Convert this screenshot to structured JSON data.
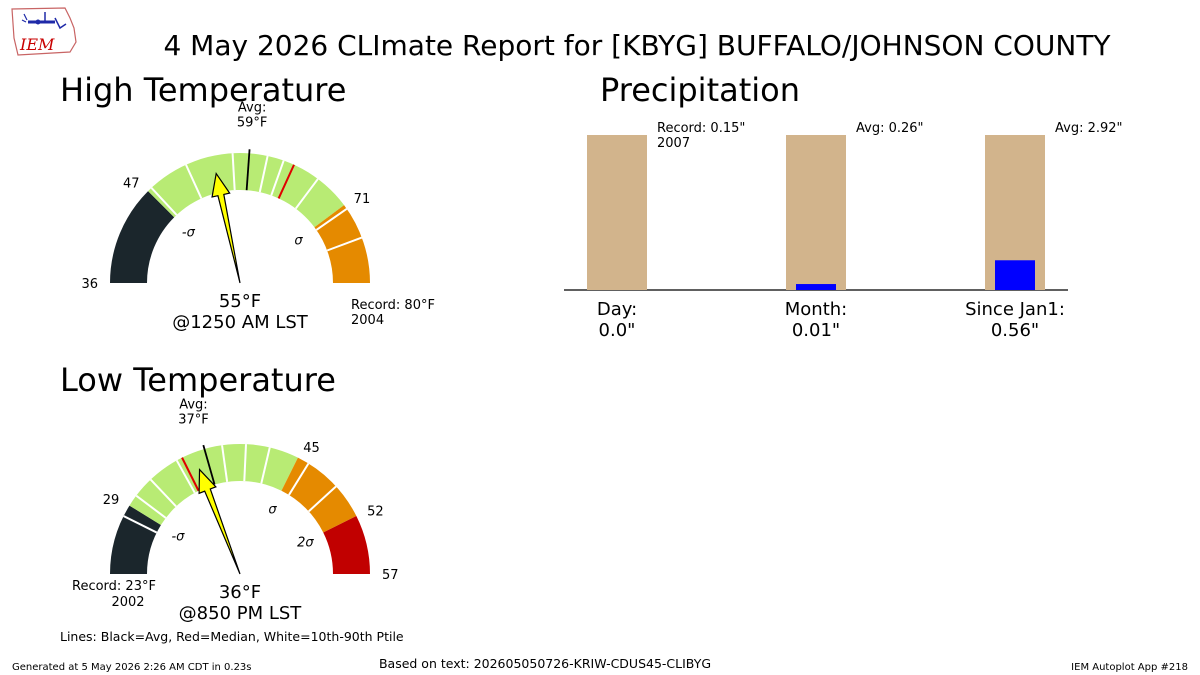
{
  "header": {
    "title": "4 May 2026 CLImate Report for [KBYG] BUFFALO/JOHNSON COUNTY",
    "logo_text": "IEM"
  },
  "footer": {
    "generated": "Generated at 5 May 2026 2:26 AM CDT in 0.23s",
    "based_on": "Based on text: 202605050726-KRIW-CDUS45-CLIBYG",
    "app": "IEM Autoplot App #218",
    "legend_note": "Lines: Black=Avg, Red=Median, White=10th-90th Ptile"
  },
  "colors": {
    "below_record": "#1b262c",
    "normal": "#b8eb74",
    "above": "#e58a00",
    "extreme_high": "#c10000",
    "needle": "#ffff00",
    "precip_avg_bar": "#d2b48c",
    "precip_obs_bar": "#0000ff"
  },
  "chart_data": [
    {
      "type": "gauge",
      "title": "High Temperature",
      "unit": "°F",
      "min": 36,
      "max": 80,
      "observed": 55,
      "observed_label": "55°F",
      "time_label": "@1250 AM LST",
      "avg": 59,
      "avg_label": "Avg:\n59°F",
      "median": 64,
      "minus_sigma": 47,
      "plus_sigma": 71,
      "plus2_sigma": null,
      "record": 80,
      "record_label": "Record: 80°F\n2004",
      "record_side": "high",
      "percentile_lines": [
        47.5,
        52,
        57.2,
        61,
        62.8,
        67,
        71.5,
        75
      ],
      "segments": [
        {
          "from": 36,
          "to": 47,
          "color": "#1b262c"
        },
        {
          "from": 47,
          "to": 71,
          "color": "#b8eb74"
        },
        {
          "from": 71,
          "to": 80,
          "color": "#e58a00"
        }
      ],
      "tick_labels": [
        {
          "value": 36,
          "text": "36"
        },
        {
          "value": 47,
          "text": "47"
        },
        {
          "value": 71,
          "text": "71"
        }
      ],
      "sigma_labels": [
        {
          "value": 47,
          "text": "-σ"
        },
        {
          "value": 71,
          "text": "σ"
        }
      ]
    },
    {
      "type": "gauge",
      "title": "Low Temperature",
      "unit": "°F",
      "min": 23,
      "max": 57,
      "observed": 36,
      "observed_label": "36°F",
      "time_label": "@850 PM LST",
      "avg": 37,
      "avg_label": "Avg:\n37°F",
      "median": 35,
      "minus_sigma": 29,
      "plus_sigma": 45,
      "plus2_sigma": 52,
      "record": 23,
      "record_label": "Record: 23°F\n2002",
      "record_side": "low",
      "percentile_lines": [
        28,
        30,
        31.8,
        34.5,
        38.5,
        40.5,
        42.5,
        46,
        49
      ],
      "segments": [
        {
          "from": 23,
          "to": 29,
          "color": "#1b262c"
        },
        {
          "from": 29,
          "to": 45,
          "color": "#b8eb74"
        },
        {
          "from": 45,
          "to": 52,
          "color": "#e58a00"
        },
        {
          "from": 52,
          "to": 57,
          "color": "#c10000"
        }
      ],
      "tick_labels": [
        {
          "value": 29,
          "text": "29"
        },
        {
          "value": 45,
          "text": "45"
        },
        {
          "value": 52,
          "text": "52"
        },
        {
          "value": 57,
          "text": "57"
        }
      ],
      "sigma_labels": [
        {
          "value": 29,
          "text": "-σ"
        },
        {
          "value": 45,
          "text": "σ"
        },
        {
          "value": 52,
          "text": "2σ"
        }
      ]
    },
    {
      "type": "bar",
      "title": "Precipitation",
      "categories": [
        "Day:\n0.0\"",
        "Month:\n0.01\"",
        "Since Jan1:\n0.56\""
      ],
      "series": [
        {
          "values": [
            0.15,
            0.26,
            2.92
          ],
          "color": "#d2b48c"
        },
        {
          "values": [
            0.0,
            0.01,
            0.56
          ],
          "color": "#0000ff"
        }
      ],
      "ref_labels": [
        "Record: 0.15\"\n2007",
        "Avg: 0.26\"",
        "Avg: 2.92\""
      ]
    }
  ]
}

☆ ☆ ☆ ☆ ☆ ☆ ☆

The request = Copy each line exactly, and leave the pictures out of your copy.

Solution to this problem =
Convert this screenshot to structured JSON data.
{
  "header": {
    "title": "4 May 2026 CLImate Report for [KBYG] BUFFALO/JOHNSON COUNTY",
    "logo_text": "IEM"
  },
  "footer": {
    "generated": "Generated at 5 May 2026 2:26 AM CDT in 0.23s",
    "based_on": "Based on text: 202605050726-KRIW-CDUS45-CLIBYG",
    "app": "IEM Autoplot App #218",
    "legend_note": "Lines: Black=Avg, Red=Median, White=10th-90th Ptile"
  },
  "colors": {
    "below_record": "#1b262c",
    "normal": "#b8eb74",
    "above": "#e58a00",
    "extreme_high": "#c10000",
    "needle": "#ffff00",
    "precip_avg_bar": "#d2b48c",
    "precip_obs_bar": "#0000ff"
  },
  "chart_data": [
    {
      "type": "gauge",
      "title": "High Temperature",
      "unit": "°F",
      "min": 36,
      "max": 80,
      "observed": 55,
      "observed_label": "55°F",
      "time_label": "@1250 AM LST",
      "avg": 59,
      "avg_label": "Avg:\n59°F",
      "median": 64,
      "minus_sigma": 47,
      "plus_sigma": 71,
      "plus2_sigma": null,
      "record": 80,
      "record_label": "Record: 80°F\n2004",
      "record_side": "high",
      "percentile_lines": [
        47.5,
        52,
        57.2,
        61,
        62.8,
        67,
        71.5,
        75
      ],
      "segments": [
        {
          "from": 36,
          "to": 47,
          "color": "#1b262c"
        },
        {
          "from": 47,
          "to": 71,
          "color": "#b8eb74"
        },
        {
          "from": 71,
          "to": 80,
          "color": "#e58a00"
        }
      ],
      "tick_labels": [
        {
          "value": 36,
          "text": "36"
        },
        {
          "value": 47,
          "text": "47"
        },
        {
          "value": 71,
          "text": "71"
        }
      ],
      "sigma_labels": [
        {
          "value": 47,
          "text": "-σ"
        },
        {
          "value": 71,
          "text": "σ"
        }
      ]
    },
    {
      "type": "gauge",
      "title": "Low Temperature",
      "unit": "°F",
      "min": 23,
      "max": 57,
      "observed": 36,
      "observed_label": "36°F",
      "time_label": "@850 PM LST",
      "avg": 37,
      "avg_label": "Avg:\n37°F",
      "median": 35,
      "minus_sigma": 29,
      "plus_sigma": 45,
      "plus2_sigma": 52,
      "record": 23,
      "record_label": "Record: 23°F\n2002",
      "record_side": "low",
      "percentile_lines": [
        28,
        30,
        31.8,
        34.5,
        38.5,
        40.5,
        42.5,
        46,
        49
      ],
      "segments": [
        {
          "from": 23,
          "to": 29,
          "color": "#1b262c"
        },
        {
          "from": 29,
          "to": 45,
          "color": "#b8eb74"
        },
        {
          "from": 45,
          "to": 52,
          "color": "#e58a00"
        },
        {
          "from": 52,
          "to": 57,
          "color": "#c10000"
        }
      ],
      "tick_labels": [
        {
          "value": 29,
          "text": "29"
        },
        {
          "value": 45,
          "text": "45"
        },
        {
          "value": 52,
          "text": "52"
        },
        {
          "value": 57,
          "text": "57"
        }
      ],
      "sigma_labels": [
        {
          "value": 29,
          "text": "-σ"
        },
        {
          "value": 45,
          "text": "σ"
        },
        {
          "value": 52,
          "text": "2σ"
        }
      ]
    },
    {
      "type": "bar",
      "title": "Precipitation",
      "categories": [
        "Day:\n0.0\"",
        "Month:\n0.01\"",
        "Since Jan1:\n0.56\""
      ],
      "series": [
        {
          "values": [
            0.15,
            0.26,
            2.92
          ],
          "color": "#d2b48c"
        },
        {
          "values": [
            0.0,
            0.01,
            0.56
          ],
          "color": "#0000ff"
        }
      ],
      "ref_labels": [
        "Record: 0.15\"\n2007",
        "Avg: 0.26\"",
        "Avg: 2.92\""
      ]
    }
  ]
}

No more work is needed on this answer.